*The exercise:* Could you extract every entry below and reproduce it exactly?

Collected data
-------------------------
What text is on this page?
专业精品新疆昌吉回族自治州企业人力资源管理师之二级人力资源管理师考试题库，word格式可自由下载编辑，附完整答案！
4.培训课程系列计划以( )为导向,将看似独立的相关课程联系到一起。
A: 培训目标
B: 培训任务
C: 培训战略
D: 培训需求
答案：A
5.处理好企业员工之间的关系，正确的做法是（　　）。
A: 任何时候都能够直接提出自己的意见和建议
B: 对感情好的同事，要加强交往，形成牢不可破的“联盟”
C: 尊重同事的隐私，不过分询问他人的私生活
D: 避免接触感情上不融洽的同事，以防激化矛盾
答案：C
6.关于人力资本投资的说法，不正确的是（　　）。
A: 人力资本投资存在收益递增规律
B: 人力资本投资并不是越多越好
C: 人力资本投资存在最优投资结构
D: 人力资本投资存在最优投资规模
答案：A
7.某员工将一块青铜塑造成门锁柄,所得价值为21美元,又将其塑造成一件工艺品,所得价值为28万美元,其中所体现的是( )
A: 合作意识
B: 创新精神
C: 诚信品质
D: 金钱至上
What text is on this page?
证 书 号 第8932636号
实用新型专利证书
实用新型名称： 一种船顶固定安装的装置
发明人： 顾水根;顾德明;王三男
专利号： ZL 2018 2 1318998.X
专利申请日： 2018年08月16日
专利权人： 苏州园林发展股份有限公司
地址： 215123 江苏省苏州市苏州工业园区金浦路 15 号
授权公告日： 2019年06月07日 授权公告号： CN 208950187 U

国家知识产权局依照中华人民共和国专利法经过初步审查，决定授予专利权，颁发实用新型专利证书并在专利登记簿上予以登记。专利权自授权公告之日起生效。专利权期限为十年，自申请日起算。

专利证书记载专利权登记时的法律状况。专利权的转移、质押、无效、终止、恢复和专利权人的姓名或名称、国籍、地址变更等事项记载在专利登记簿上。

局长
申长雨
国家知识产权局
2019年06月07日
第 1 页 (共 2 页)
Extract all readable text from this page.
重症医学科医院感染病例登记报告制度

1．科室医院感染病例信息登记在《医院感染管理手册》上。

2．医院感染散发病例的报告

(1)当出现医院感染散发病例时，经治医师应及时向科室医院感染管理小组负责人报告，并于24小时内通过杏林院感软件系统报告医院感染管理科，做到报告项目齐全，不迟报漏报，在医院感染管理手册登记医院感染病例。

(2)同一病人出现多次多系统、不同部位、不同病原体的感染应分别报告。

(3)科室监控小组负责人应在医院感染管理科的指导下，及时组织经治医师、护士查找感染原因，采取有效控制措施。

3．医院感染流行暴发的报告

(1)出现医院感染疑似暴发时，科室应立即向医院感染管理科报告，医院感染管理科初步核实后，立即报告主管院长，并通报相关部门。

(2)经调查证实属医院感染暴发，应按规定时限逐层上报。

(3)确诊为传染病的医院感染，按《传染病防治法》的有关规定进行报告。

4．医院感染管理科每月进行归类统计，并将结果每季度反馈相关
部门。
-------------------------
*Solution:*
What text is on this page?
专业精品新疆昌吉回族自治州企业人力资源管理师之二级人力资源管理师考试题库，word格式可自由下载编辑，附完整答案！
4.培训课程系列计划以( )为导向,将看似独立的相关课程联系到一起。
A: 培训目标
B: 培训任务
C: 培训战略
D: 培训需求
答案：A
5.处理好企业员工之间的关系，正确的做法是（　　）。
A: 任何时候都能够直接提出自己的意见和建议
B: 对感情好的同事，要加强交往，形成牢不可破的“联盟”
C: 尊重同事的隐私，不过分询问他人的私生活
D: 避免接触感情上不融洽的同事，以防激化矛盾
答案：C
6.关于人力资本投资的说法，不正确的是（　　）。
A: 人力资本投资存在收益递增规律
B: 人力资本投资并不是越多越好
C: 人力资本投资存在最优投资结构
D: 人力资本投资存在最优投资规模
答案：A
7.某员工将一块青铜塑造成门锁柄,所得价值为21美元,又将其塑造成一件工艺品,所得价值为28万美元,其中所体现的是( )
A: 合作意识
B: 创新精神
C: 诚信品质
D: 金钱至上
What text is on this page?
证 书 号 第8932636号
实用新型专利证书
实用新型名称： 一种船顶固定安装的装置
发明人： 顾水根;顾德明;王三男
专利号： ZL 2018 2 1318998.X
专利申请日： 2018年08月16日
专利权人： 苏州园林发展股份有限公司
地址： 215123 江苏省苏州市苏州工业园区金浦路 15 号
授权公告日： 2019年06月07日 授权公告号： CN 208950187 U

国家知识产权局依照中华人民共和国专利法经过初步审查，决定授予专利权，颁发实用新型专利证书并在专利登记簿上予以登记。专利权自授权公告之日起生效。专利权期限为十年，自申请日起算。

专利证书记载专利权登记时的法律状况。专利权的转移、质押、无效、终止、恢复和专利权人的姓名或名称、国籍、地址变更等事项记载在专利登记簿上。

局长
申长雨
国家知识产权局
2019年06月07日
第 1 页 (共 2 页)
Extract all readable text from this page.
重症医学科医院感染病例登记报告制度

1．科室医院感染病例信息登记在《医院感染管理手册》上。

2．医院感染散发病例的报告

(1)当出现医院感染散发病例时，经治医师应及时向科室医院感染管理小组负责人报告，并于24小时内通过杏林院感软件系统报告医院感染管理科，做到报告项目齐全，不迟报漏报，在医院感染管理手册登记医院感染病例。

(2)同一病人出现多次多系统、不同部位、不同病原体的感染应分别报告。

(3)科室监控小组负责人应在医院感染管理科的指导下，及时组织经治医师、护士查找感染原因，采取有效控制措施。

3．医院感染流行暴发的报告

(1)出现医院感染疑似暴发时，科室应立即向医院感染管理科报告，医院感染管理科初步核实后，立即报告主管院长，并通报相关部门。

(2)经调查证实属医院感染暴发，应按规定时限逐层上报。

(3)确诊为传染病的医院感染，按《传染病防治法》的有关规定进行报告。

4．医院感染管理科每月进行归类统计，并将结果每季度反馈相关
部门。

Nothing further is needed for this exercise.